• [Directions]
Of all the lines in the records below, how many hold the word "huiusmodi"? Give the number alone.

[Extracted data entries]

──────────

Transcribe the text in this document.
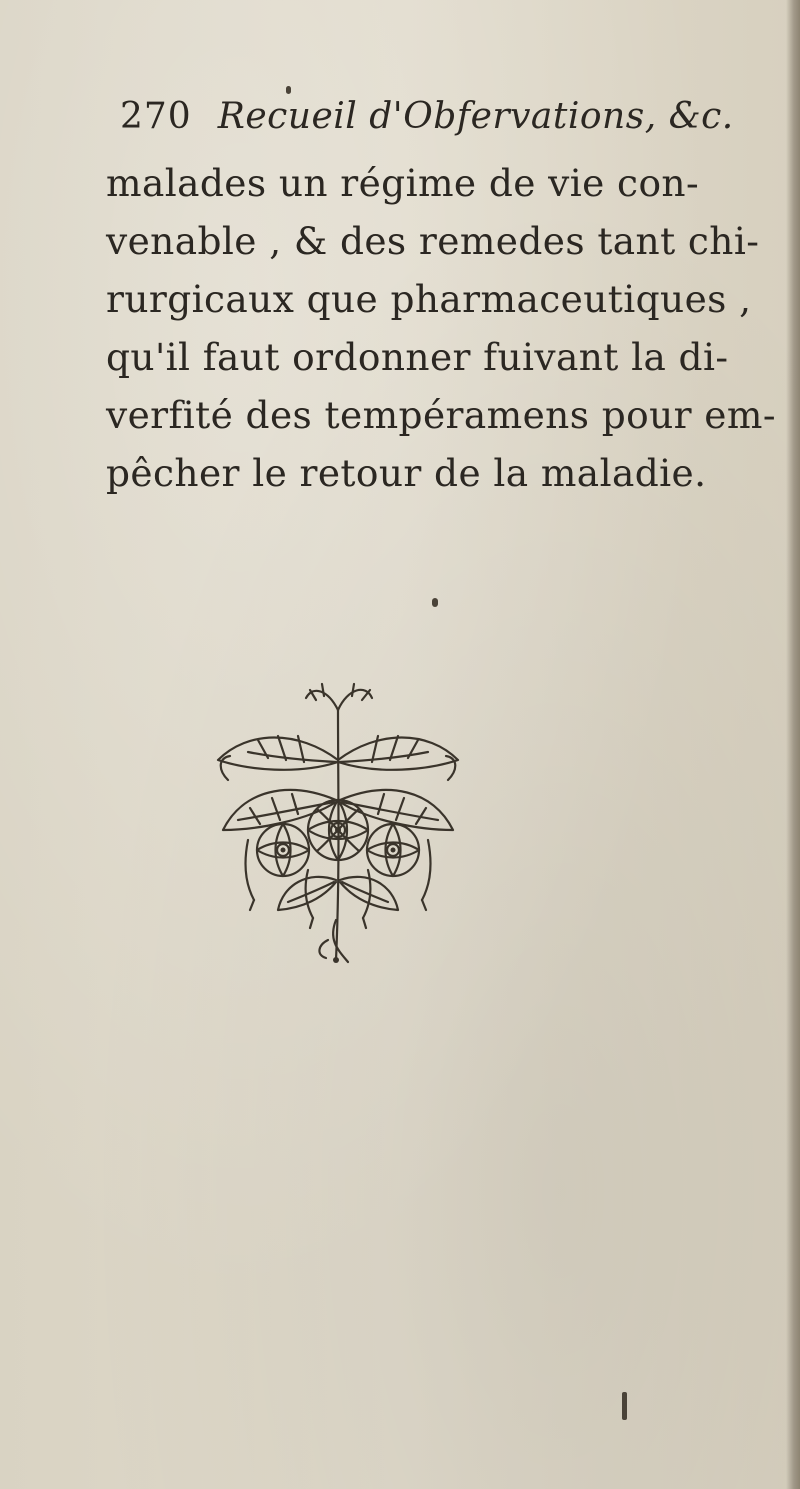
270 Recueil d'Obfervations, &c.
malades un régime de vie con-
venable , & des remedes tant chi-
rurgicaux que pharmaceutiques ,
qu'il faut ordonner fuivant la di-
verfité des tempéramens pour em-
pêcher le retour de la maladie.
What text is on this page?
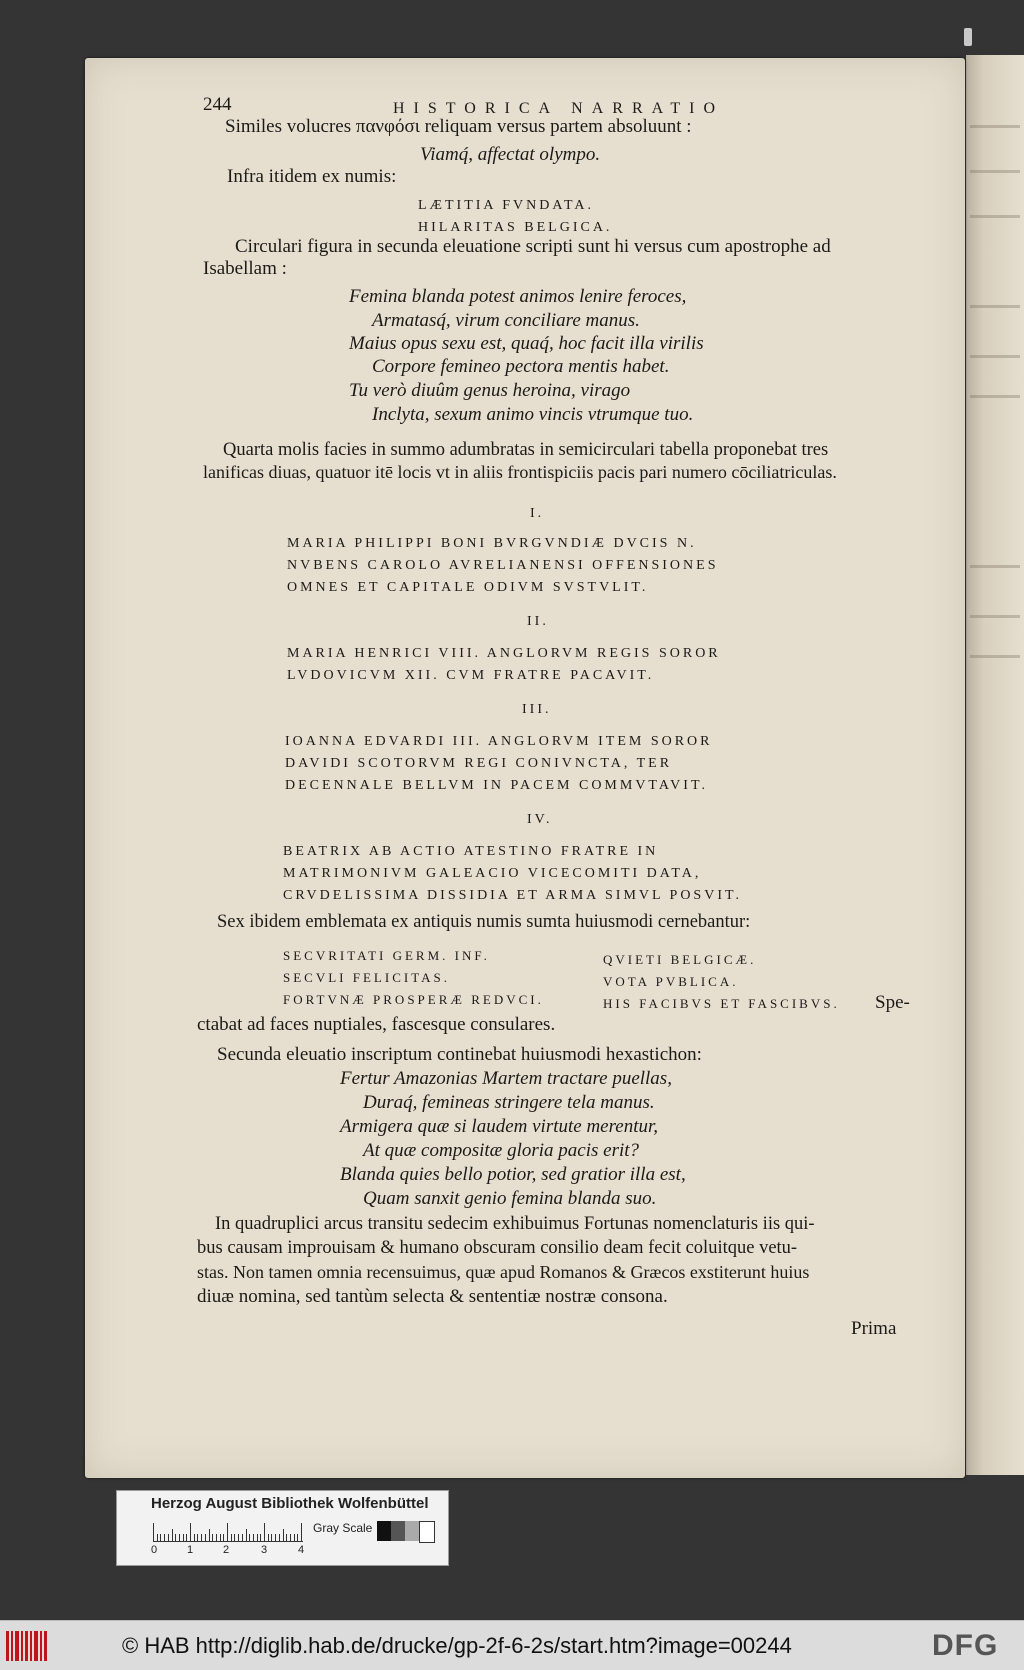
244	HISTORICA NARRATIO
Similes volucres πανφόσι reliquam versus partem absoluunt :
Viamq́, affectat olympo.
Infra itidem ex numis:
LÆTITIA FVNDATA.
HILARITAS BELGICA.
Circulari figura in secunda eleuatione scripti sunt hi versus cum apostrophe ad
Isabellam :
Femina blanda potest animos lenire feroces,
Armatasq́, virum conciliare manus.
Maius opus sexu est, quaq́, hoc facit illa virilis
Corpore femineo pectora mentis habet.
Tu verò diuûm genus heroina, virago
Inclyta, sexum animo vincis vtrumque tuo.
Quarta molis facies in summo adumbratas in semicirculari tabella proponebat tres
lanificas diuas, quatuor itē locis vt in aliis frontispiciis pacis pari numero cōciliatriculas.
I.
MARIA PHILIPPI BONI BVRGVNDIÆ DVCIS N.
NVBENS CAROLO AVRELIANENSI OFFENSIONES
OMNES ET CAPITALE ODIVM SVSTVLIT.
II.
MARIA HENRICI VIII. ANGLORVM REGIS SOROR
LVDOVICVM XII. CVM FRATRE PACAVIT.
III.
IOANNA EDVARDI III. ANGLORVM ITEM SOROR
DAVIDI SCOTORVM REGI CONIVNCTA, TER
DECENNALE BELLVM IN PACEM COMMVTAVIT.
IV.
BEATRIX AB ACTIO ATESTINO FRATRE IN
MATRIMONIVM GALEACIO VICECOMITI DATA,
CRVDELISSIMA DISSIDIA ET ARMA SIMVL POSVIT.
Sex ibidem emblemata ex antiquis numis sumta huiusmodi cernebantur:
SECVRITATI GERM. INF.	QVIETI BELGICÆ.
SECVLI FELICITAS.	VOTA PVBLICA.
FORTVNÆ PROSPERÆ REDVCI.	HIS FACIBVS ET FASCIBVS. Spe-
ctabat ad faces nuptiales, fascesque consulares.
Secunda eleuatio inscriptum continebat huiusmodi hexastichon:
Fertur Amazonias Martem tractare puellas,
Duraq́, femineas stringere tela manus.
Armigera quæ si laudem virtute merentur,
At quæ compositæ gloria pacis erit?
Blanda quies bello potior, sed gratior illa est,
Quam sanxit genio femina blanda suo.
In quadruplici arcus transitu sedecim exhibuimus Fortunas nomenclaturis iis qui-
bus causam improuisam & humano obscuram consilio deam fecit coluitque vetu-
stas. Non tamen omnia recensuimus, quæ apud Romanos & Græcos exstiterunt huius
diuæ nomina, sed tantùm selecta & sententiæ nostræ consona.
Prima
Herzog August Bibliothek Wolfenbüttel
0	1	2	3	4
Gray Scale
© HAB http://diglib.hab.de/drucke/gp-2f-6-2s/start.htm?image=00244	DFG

──────────

• [The result]
2